* Begin Extracted material *

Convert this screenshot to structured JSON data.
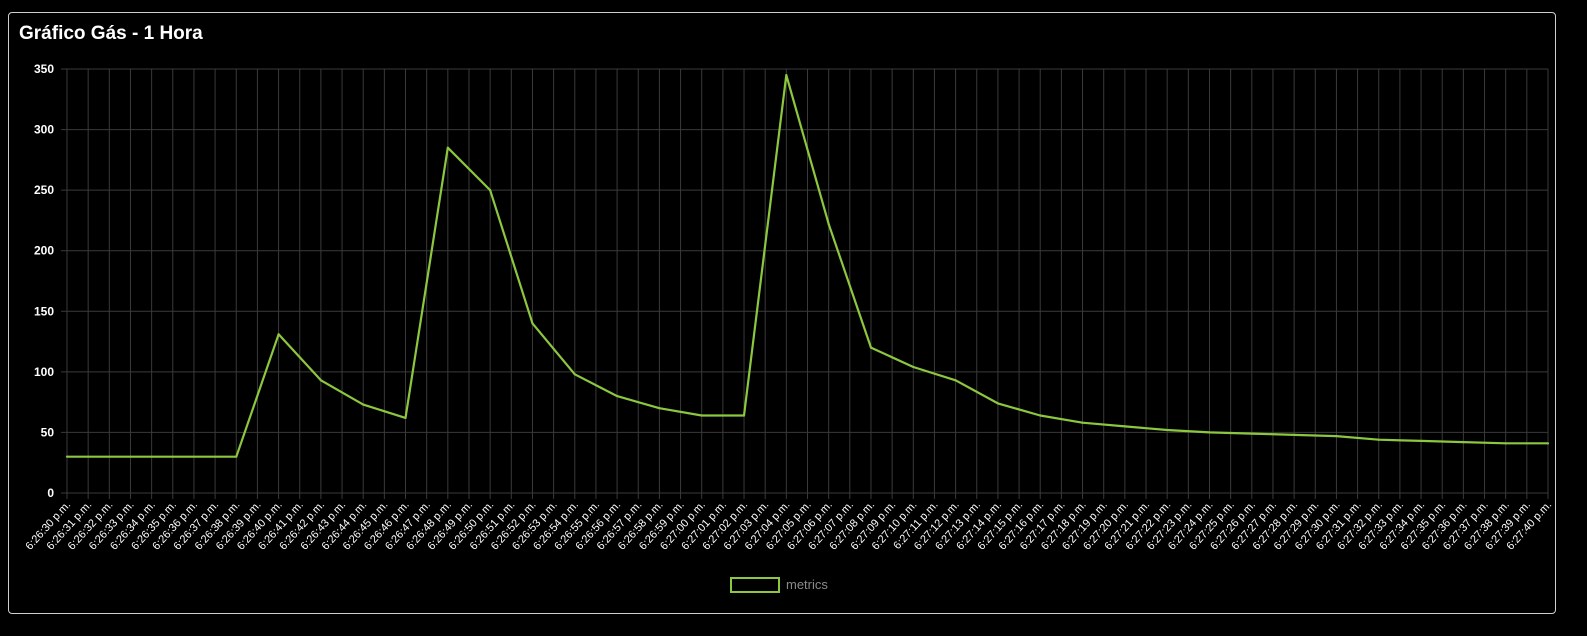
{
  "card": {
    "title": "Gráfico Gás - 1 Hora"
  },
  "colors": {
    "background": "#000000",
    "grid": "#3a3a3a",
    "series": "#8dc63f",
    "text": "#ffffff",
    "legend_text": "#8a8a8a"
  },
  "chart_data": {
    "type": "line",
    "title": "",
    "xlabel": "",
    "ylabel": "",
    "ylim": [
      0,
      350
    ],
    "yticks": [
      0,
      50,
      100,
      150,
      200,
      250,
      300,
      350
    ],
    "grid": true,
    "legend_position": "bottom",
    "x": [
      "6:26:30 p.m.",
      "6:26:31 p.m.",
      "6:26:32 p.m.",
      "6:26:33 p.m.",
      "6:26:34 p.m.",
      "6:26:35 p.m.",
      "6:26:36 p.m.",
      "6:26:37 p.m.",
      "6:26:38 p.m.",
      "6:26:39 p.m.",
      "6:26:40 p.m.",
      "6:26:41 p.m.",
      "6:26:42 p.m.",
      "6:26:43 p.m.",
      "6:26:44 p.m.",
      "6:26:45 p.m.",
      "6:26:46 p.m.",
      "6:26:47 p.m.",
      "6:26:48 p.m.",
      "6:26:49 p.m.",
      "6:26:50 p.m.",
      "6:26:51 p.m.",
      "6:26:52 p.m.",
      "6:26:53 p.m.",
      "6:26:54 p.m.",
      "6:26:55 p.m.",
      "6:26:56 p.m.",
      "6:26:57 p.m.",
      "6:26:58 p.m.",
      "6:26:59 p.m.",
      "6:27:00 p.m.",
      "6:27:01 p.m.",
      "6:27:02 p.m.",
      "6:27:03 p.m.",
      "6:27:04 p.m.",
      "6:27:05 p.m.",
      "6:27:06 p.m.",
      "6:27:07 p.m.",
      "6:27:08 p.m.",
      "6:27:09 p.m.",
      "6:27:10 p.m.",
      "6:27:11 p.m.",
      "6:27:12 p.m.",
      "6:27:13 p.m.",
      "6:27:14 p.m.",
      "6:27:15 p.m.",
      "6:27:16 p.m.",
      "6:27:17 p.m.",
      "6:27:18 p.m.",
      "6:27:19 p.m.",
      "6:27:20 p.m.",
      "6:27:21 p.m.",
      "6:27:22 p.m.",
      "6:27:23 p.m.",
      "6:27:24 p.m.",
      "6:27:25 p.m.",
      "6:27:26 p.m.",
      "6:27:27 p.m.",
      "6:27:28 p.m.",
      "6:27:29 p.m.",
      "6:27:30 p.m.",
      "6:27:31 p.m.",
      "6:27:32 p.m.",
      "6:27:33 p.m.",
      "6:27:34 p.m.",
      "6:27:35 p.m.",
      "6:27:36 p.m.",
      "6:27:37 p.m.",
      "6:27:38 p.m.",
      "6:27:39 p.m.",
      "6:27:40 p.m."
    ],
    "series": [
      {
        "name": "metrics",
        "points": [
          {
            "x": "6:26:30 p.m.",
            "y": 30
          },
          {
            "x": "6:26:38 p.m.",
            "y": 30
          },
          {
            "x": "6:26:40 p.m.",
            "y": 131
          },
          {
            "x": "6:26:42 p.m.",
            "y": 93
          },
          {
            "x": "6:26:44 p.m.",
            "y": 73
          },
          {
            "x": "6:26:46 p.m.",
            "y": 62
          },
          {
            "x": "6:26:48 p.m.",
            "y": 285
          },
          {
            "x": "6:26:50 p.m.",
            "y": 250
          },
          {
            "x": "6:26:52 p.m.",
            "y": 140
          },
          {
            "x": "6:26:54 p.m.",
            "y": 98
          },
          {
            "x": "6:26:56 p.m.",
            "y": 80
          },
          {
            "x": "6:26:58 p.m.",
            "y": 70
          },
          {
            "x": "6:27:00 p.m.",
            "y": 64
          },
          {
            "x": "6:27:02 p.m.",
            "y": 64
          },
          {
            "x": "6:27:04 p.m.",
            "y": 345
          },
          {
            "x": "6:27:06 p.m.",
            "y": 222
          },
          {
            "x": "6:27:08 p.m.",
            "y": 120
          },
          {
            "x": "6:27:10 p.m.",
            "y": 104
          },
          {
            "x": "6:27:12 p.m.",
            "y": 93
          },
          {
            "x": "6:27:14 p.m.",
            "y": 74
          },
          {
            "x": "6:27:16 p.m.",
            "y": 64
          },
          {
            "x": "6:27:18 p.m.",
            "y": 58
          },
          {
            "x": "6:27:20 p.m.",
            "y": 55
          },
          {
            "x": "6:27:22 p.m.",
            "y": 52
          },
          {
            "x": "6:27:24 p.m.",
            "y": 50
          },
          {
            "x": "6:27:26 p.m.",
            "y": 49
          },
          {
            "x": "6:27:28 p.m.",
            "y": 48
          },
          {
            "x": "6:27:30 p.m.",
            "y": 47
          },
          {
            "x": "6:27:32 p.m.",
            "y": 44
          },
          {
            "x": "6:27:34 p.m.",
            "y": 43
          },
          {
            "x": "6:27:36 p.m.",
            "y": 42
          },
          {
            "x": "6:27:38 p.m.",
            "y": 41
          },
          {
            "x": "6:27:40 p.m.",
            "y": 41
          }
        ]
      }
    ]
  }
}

* End Extracted material *

Goal of the exercise:
Leave out the pictures and reproduce the rest of the listing exactly.

Result of the task:
Convert this screenshot to structured JSON data.
{
  "card": {
    "title": "Gráfico Gás - 1 Hora"
  },
  "colors": {
    "background": "#000000",
    "grid": "#3a3a3a",
    "series": "#8dc63f",
    "text": "#ffffff",
    "legend_text": "#8a8a8a"
  },
  "chart_data": {
    "type": "line",
    "title": "",
    "xlabel": "",
    "ylabel": "",
    "ylim": [
      0,
      350
    ],
    "yticks": [
      0,
      50,
      100,
      150,
      200,
      250,
      300,
      350
    ],
    "grid": true,
    "legend_position": "bottom",
    "x": [
      "6:26:30 p.m.",
      "6:26:31 p.m.",
      "6:26:32 p.m.",
      "6:26:33 p.m.",
      "6:26:34 p.m.",
      "6:26:35 p.m.",
      "6:26:36 p.m.",
      "6:26:37 p.m.",
      "6:26:38 p.m.",
      "6:26:39 p.m.",
      "6:26:40 p.m.",
      "6:26:41 p.m.",
      "6:26:42 p.m.",
      "6:26:43 p.m.",
      "6:26:44 p.m.",
      "6:26:45 p.m.",
      "6:26:46 p.m.",
      "6:26:47 p.m.",
      "6:26:48 p.m.",
      "6:26:49 p.m.",
      "6:26:50 p.m.",
      "6:26:51 p.m.",
      "6:26:52 p.m.",
      "6:26:53 p.m.",
      "6:26:54 p.m.",
      "6:26:55 p.m.",
      "6:26:56 p.m.",
      "6:26:57 p.m.",
      "6:26:58 p.m.",
      "6:26:59 p.m.",
      "6:27:00 p.m.",
      "6:27:01 p.m.",
      "6:27:02 p.m.",
      "6:27:03 p.m.",
      "6:27:04 p.m.",
      "6:27:05 p.m.",
      "6:27:06 p.m.",
      "6:27:07 p.m.",
      "6:27:08 p.m.",
      "6:27:09 p.m.",
      "6:27:10 p.m.",
      "6:27:11 p.m.",
      "6:27:12 p.m.",
      "6:27:13 p.m.",
      "6:27:14 p.m.",
      "6:27:15 p.m.",
      "6:27:16 p.m.",
      "6:27:17 p.m.",
      "6:27:18 p.m.",
      "6:27:19 p.m.",
      "6:27:20 p.m.",
      "6:27:21 p.m.",
      "6:27:22 p.m.",
      "6:27:23 p.m.",
      "6:27:24 p.m.",
      "6:27:25 p.m.",
      "6:27:26 p.m.",
      "6:27:27 p.m.",
      "6:27:28 p.m.",
      "6:27:29 p.m.",
      "6:27:30 p.m.",
      "6:27:31 p.m.",
      "6:27:32 p.m.",
      "6:27:33 p.m.",
      "6:27:34 p.m.",
      "6:27:35 p.m.",
      "6:27:36 p.m.",
      "6:27:37 p.m.",
      "6:27:38 p.m.",
      "6:27:39 p.m.",
      "6:27:40 p.m."
    ],
    "series": [
      {
        "name": "metrics",
        "points": [
          {
            "x": "6:26:30 p.m.",
            "y": 30
          },
          {
            "x": "6:26:38 p.m.",
            "y": 30
          },
          {
            "x": "6:26:40 p.m.",
            "y": 131
          },
          {
            "x": "6:26:42 p.m.",
            "y": 93
          },
          {
            "x": "6:26:44 p.m.",
            "y": 73
          },
          {
            "x": "6:26:46 p.m.",
            "y": 62
          },
          {
            "x": "6:26:48 p.m.",
            "y": 285
          },
          {
            "x": "6:26:50 p.m.",
            "y": 250
          },
          {
            "x": "6:26:52 p.m.",
            "y": 140
          },
          {
            "x": "6:26:54 p.m.",
            "y": 98
          },
          {
            "x": "6:26:56 p.m.",
            "y": 80
          },
          {
            "x": "6:26:58 p.m.",
            "y": 70
          },
          {
            "x": "6:27:00 p.m.",
            "y": 64
          },
          {
            "x": "6:27:02 p.m.",
            "y": 64
          },
          {
            "x": "6:27:04 p.m.",
            "y": 345
          },
          {
            "x": "6:27:06 p.m.",
            "y": 222
          },
          {
            "x": "6:27:08 p.m.",
            "y": 120
          },
          {
            "x": "6:27:10 p.m.",
            "y": 104
          },
          {
            "x": "6:27:12 p.m.",
            "y": 93
          },
          {
            "x": "6:27:14 p.m.",
            "y": 74
          },
          {
            "x": "6:27:16 p.m.",
            "y": 64
          },
          {
            "x": "6:27:18 p.m.",
            "y": 58
          },
          {
            "x": "6:27:20 p.m.",
            "y": 55
          },
          {
            "x": "6:27:22 p.m.",
            "y": 52
          },
          {
            "x": "6:27:24 p.m.",
            "y": 50
          },
          {
            "x": "6:27:26 p.m.",
            "y": 49
          },
          {
            "x": "6:27:28 p.m.",
            "y": 48
          },
          {
            "x": "6:27:30 p.m.",
            "y": 47
          },
          {
            "x": "6:27:32 p.m.",
            "y": 44
          },
          {
            "x": "6:27:34 p.m.",
            "y": 43
          },
          {
            "x": "6:27:36 p.m.",
            "y": 42
          },
          {
            "x": "6:27:38 p.m.",
            "y": 41
          },
          {
            "x": "6:27:40 p.m.",
            "y": 41
          }
        ]
      }
    ]
  }
}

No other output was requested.